(DIRECTION): Gather every line from the entries below that includes "right".

--- Begin GIVEN DATA ---

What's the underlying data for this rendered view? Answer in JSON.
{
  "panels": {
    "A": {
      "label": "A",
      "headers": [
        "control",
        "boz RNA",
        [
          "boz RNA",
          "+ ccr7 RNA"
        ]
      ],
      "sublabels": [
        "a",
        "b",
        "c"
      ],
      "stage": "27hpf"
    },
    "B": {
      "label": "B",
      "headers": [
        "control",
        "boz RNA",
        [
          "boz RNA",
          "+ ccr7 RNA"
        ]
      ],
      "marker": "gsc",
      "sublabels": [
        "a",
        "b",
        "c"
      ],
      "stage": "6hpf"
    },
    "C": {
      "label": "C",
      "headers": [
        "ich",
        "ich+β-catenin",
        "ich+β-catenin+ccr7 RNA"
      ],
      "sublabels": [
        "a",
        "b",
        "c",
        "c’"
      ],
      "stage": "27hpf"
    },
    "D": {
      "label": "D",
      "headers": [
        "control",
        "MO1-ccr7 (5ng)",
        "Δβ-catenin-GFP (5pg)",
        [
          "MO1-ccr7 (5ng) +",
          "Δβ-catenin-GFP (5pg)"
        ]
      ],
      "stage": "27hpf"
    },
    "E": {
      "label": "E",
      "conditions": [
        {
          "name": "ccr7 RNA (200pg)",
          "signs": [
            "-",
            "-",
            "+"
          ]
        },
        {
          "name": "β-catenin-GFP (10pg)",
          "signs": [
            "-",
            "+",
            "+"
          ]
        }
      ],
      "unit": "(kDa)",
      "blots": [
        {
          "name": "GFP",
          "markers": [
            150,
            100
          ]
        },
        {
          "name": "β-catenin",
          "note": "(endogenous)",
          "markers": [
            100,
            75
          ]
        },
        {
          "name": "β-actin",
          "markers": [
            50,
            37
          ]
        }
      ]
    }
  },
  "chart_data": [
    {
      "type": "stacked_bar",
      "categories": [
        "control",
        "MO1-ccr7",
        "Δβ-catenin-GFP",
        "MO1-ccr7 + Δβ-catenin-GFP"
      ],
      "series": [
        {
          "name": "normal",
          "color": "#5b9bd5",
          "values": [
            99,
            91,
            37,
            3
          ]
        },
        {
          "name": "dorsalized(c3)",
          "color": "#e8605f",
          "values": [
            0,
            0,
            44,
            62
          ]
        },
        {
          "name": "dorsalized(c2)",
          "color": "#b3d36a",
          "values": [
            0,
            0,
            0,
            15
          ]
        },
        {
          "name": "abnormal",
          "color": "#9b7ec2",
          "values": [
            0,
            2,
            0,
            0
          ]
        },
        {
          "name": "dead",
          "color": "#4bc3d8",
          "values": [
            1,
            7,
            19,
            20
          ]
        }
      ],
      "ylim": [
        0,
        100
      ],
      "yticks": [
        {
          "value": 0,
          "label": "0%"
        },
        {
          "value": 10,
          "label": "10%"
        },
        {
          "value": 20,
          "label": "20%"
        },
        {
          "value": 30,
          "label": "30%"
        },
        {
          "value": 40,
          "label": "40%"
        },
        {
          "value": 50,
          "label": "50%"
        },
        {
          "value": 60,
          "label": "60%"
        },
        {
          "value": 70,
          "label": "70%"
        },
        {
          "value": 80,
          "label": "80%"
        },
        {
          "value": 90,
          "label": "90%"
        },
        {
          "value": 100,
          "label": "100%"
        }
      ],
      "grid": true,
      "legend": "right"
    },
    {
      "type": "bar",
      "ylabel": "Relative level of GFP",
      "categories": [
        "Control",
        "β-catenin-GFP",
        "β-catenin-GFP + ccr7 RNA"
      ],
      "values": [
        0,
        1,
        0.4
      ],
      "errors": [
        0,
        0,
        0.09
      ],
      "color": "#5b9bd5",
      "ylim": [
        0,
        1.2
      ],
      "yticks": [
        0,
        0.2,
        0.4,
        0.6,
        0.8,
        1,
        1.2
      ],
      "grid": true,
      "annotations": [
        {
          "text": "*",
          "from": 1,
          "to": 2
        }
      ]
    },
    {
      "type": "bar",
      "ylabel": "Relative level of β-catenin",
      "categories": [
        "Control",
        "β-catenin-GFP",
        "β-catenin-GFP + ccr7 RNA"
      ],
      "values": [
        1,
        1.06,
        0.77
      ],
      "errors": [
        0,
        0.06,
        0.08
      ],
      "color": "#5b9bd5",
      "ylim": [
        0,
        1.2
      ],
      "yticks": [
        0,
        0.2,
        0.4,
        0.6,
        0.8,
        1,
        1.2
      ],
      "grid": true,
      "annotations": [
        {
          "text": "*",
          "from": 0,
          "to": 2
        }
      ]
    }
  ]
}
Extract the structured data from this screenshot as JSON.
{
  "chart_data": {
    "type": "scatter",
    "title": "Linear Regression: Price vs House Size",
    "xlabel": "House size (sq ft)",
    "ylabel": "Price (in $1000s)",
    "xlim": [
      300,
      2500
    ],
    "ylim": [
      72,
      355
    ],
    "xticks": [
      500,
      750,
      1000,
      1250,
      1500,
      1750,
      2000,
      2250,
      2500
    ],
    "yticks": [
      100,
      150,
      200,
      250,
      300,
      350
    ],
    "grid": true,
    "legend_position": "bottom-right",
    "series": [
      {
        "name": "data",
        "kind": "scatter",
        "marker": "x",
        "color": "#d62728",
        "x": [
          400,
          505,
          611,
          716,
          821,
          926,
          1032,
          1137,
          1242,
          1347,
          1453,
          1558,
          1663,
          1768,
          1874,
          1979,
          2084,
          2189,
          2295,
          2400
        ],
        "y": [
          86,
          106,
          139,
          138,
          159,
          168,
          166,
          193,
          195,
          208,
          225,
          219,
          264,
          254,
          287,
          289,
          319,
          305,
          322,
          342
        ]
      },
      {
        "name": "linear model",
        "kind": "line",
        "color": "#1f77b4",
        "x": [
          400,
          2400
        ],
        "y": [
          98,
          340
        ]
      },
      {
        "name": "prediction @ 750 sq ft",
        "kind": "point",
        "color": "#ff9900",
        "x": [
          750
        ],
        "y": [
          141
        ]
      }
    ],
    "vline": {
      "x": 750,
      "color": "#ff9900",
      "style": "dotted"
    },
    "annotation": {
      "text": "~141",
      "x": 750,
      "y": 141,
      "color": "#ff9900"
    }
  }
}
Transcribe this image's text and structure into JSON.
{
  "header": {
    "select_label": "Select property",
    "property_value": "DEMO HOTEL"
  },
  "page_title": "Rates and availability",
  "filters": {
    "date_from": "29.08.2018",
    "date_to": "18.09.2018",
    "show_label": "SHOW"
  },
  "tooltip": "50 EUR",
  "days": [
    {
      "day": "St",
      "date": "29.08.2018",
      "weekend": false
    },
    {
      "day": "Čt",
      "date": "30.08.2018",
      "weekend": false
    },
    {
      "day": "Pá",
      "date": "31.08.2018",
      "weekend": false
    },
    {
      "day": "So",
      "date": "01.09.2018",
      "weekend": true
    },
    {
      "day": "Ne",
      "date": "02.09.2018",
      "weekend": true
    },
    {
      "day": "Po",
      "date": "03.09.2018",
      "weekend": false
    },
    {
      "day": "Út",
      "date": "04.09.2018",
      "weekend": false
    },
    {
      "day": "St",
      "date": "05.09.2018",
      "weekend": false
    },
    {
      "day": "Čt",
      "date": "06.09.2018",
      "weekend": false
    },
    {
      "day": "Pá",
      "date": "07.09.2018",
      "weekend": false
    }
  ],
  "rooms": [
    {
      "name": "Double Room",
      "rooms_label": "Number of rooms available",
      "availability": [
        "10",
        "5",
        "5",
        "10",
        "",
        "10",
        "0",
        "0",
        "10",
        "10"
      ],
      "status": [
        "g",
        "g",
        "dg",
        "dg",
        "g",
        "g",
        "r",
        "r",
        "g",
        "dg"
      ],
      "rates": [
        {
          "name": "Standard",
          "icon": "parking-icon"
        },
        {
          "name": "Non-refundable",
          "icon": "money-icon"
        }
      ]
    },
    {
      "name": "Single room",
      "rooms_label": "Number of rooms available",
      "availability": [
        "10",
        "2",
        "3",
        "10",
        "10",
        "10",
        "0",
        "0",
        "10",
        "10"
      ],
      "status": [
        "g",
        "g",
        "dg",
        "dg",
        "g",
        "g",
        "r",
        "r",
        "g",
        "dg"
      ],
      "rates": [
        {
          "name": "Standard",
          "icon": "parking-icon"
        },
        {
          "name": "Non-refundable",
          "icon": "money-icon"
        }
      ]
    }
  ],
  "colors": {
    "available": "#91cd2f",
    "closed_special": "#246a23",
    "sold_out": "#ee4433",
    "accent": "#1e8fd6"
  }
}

--- End GIVEN DATA ---

(OUTPUT OF THE TASK):
      "legend": "right"
    "legend_position": "bottom-right",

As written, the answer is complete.